Problem to solve - Copy out every line containing the word "screenshot".

Provided records -
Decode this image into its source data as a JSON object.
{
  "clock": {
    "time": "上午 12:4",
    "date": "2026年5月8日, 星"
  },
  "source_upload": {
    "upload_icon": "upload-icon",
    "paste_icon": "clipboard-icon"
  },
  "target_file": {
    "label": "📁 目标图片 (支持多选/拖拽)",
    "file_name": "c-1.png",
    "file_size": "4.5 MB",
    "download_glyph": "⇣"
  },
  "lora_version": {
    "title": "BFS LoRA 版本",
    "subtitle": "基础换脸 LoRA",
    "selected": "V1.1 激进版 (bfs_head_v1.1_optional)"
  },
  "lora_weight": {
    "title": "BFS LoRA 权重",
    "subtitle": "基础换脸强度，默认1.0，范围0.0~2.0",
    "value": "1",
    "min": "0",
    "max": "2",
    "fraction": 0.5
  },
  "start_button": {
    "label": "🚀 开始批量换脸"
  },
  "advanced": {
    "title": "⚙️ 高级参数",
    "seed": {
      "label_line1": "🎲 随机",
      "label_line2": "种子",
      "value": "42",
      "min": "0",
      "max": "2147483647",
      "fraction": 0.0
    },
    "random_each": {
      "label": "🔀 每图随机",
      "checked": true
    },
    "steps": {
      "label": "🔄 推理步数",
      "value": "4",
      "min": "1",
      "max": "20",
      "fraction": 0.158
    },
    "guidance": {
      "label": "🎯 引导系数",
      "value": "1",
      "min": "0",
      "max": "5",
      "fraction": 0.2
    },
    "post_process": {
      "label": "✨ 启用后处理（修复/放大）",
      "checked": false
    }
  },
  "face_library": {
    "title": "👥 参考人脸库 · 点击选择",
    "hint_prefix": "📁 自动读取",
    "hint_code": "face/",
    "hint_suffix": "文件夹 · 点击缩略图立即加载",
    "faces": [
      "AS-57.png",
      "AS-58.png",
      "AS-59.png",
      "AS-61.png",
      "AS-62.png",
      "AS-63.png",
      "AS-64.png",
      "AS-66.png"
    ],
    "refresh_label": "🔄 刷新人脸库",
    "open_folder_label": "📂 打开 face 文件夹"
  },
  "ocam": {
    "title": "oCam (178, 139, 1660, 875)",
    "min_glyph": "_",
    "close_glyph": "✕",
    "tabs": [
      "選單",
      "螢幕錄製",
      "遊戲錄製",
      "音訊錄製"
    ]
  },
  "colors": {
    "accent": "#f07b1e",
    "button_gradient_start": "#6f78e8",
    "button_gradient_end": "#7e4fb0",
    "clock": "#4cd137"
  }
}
==
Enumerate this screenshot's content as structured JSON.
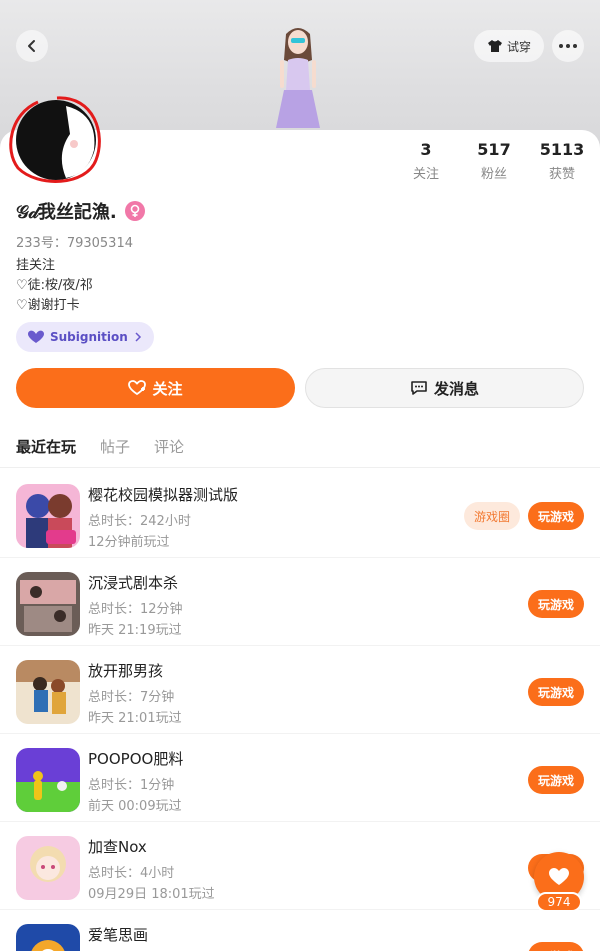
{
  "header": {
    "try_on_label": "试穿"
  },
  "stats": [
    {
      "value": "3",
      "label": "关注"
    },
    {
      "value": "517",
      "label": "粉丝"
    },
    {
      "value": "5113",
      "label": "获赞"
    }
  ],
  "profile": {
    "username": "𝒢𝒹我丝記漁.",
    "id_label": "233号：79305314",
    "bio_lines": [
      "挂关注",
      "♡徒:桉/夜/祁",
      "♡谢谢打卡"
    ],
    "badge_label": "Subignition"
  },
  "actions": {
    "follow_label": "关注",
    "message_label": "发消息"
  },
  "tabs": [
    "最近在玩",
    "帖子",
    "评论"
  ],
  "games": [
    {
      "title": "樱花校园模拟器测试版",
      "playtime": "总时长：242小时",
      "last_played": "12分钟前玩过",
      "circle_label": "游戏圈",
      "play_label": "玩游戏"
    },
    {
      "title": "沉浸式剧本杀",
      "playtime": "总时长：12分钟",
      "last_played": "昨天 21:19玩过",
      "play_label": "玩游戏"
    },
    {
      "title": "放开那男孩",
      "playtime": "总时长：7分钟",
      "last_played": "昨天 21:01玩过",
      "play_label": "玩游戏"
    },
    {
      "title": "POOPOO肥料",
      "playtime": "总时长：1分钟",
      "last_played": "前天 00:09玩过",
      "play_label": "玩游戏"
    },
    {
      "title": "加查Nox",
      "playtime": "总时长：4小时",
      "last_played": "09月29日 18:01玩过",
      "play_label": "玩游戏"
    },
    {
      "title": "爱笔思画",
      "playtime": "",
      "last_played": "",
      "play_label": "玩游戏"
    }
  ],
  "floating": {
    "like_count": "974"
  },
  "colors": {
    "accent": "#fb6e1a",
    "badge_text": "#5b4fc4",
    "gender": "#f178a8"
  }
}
...
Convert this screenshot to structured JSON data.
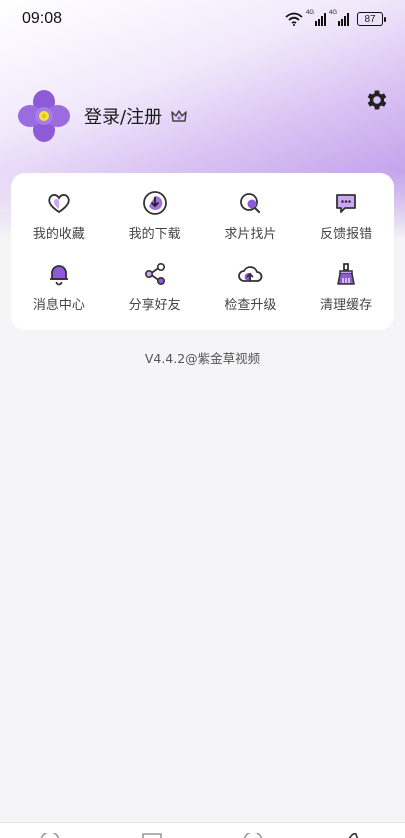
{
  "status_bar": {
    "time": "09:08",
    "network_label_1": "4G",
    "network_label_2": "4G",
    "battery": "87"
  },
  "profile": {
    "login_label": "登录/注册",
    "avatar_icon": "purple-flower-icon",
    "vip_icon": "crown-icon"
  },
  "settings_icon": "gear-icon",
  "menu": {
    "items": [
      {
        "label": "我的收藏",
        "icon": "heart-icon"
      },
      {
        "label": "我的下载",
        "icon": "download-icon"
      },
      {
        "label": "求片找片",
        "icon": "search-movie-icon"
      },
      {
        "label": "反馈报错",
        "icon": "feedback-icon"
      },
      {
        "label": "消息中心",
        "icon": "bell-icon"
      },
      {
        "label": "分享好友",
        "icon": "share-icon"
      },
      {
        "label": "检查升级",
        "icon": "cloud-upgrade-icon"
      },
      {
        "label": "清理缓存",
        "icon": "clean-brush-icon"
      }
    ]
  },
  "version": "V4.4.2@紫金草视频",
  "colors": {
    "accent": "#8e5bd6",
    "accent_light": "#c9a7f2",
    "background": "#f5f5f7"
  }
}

Reply to the exercise -
Enumerate this screenshot's content as structured JSON.
Convert this screenshot to structured JSON data.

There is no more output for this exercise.